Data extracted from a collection
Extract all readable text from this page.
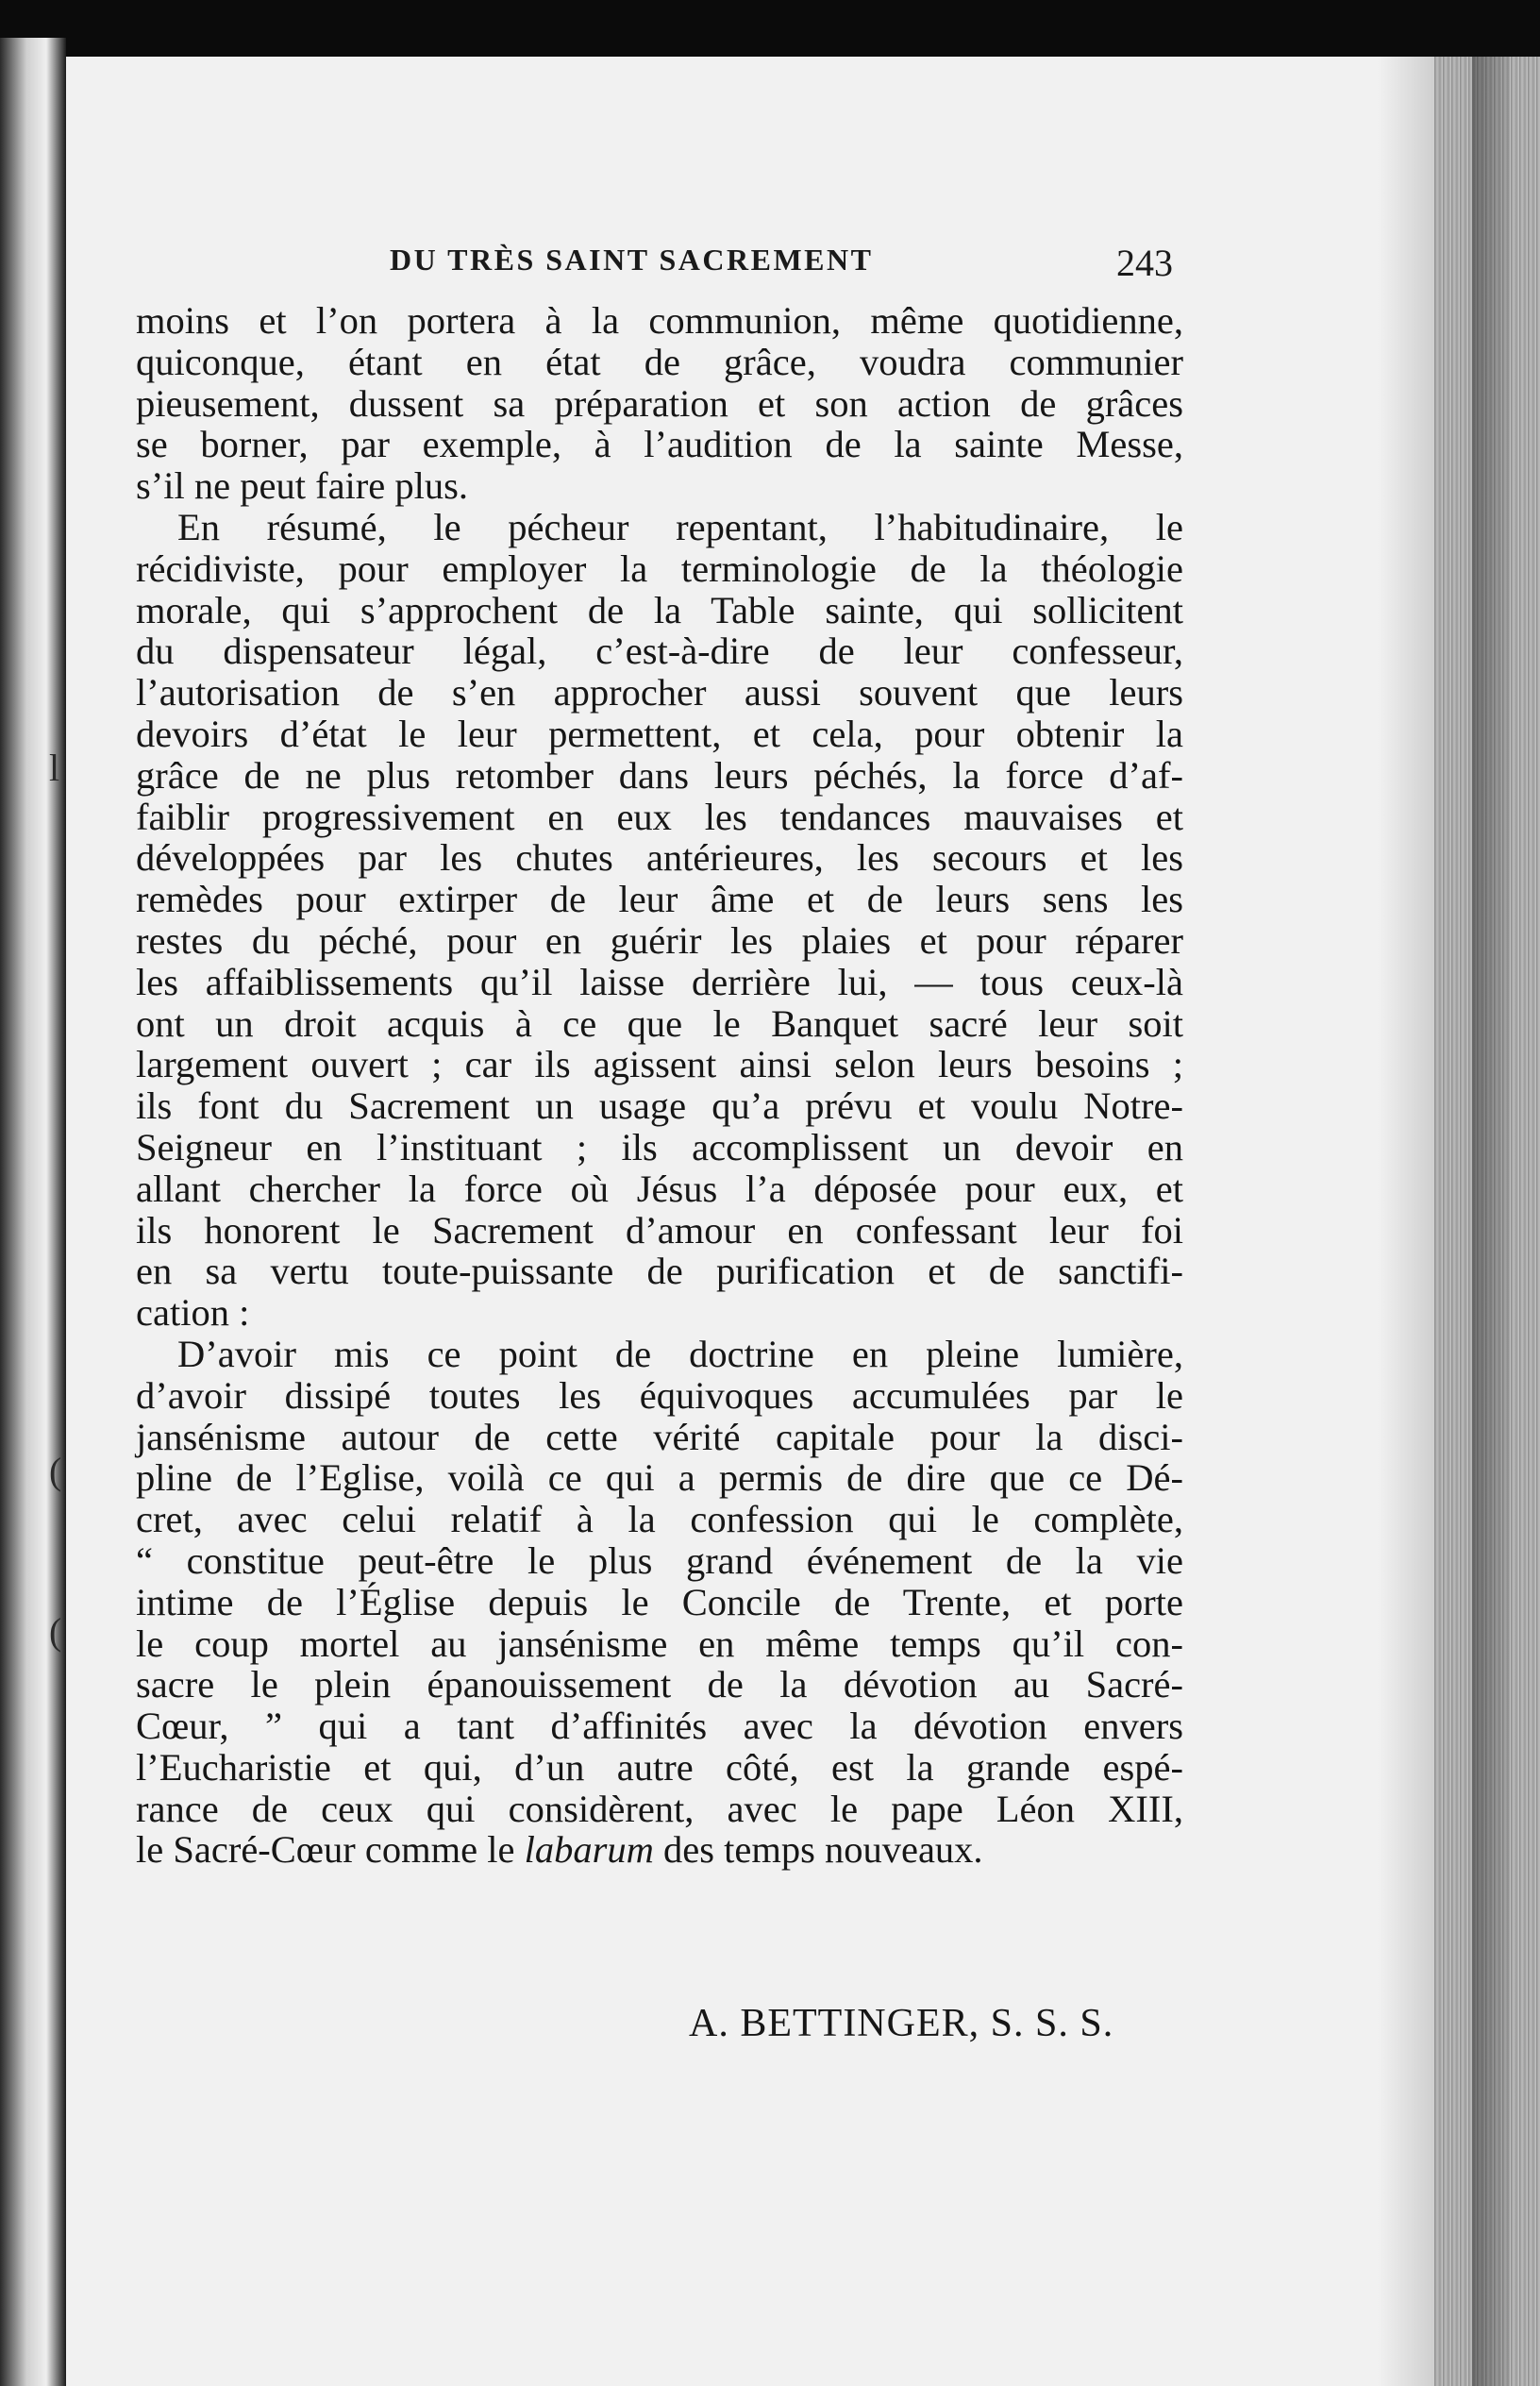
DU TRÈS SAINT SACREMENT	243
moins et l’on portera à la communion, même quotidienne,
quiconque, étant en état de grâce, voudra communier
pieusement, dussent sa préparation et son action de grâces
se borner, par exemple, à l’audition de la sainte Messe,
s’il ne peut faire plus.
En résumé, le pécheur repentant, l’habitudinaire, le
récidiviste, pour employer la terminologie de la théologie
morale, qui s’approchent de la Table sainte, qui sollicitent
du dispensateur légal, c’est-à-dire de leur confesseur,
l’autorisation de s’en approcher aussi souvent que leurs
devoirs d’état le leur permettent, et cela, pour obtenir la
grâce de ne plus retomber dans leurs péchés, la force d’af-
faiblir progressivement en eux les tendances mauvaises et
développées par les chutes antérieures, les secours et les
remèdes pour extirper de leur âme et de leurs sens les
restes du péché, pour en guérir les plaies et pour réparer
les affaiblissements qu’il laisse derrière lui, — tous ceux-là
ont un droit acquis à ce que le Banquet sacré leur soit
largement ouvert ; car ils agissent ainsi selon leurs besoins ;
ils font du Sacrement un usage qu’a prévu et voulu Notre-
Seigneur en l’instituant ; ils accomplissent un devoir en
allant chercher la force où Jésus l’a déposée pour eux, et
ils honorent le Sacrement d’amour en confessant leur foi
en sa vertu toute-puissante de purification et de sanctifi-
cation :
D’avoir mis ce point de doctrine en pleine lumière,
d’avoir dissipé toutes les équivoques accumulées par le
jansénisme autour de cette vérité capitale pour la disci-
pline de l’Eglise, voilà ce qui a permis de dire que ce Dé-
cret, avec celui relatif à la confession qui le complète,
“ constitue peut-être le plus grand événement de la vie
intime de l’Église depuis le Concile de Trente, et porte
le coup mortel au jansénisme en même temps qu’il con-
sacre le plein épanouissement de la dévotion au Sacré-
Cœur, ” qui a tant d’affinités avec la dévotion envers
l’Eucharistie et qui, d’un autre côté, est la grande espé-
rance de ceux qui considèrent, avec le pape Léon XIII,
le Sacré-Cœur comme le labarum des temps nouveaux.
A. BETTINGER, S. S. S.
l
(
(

...

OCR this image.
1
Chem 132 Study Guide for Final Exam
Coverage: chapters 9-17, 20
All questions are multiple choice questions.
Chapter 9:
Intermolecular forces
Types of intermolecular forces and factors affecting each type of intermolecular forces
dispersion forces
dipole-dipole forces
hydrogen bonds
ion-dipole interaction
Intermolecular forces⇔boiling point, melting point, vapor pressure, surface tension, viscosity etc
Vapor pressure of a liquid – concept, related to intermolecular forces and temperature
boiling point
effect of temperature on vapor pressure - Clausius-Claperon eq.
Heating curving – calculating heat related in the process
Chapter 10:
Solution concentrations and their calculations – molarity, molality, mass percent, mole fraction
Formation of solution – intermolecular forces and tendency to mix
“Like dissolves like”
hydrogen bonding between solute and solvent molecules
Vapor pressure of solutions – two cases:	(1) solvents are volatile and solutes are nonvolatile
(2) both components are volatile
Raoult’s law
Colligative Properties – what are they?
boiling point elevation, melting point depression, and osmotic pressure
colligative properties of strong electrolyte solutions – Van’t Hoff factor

◆ Brief: Find all lines where the word "dévotion" appears. Copy them.

◆ Correct output:
sacre le plein épanouissement de la dévotion au Sacré-
Cœur, ” qui a tant d’affinités avec la dévotion envers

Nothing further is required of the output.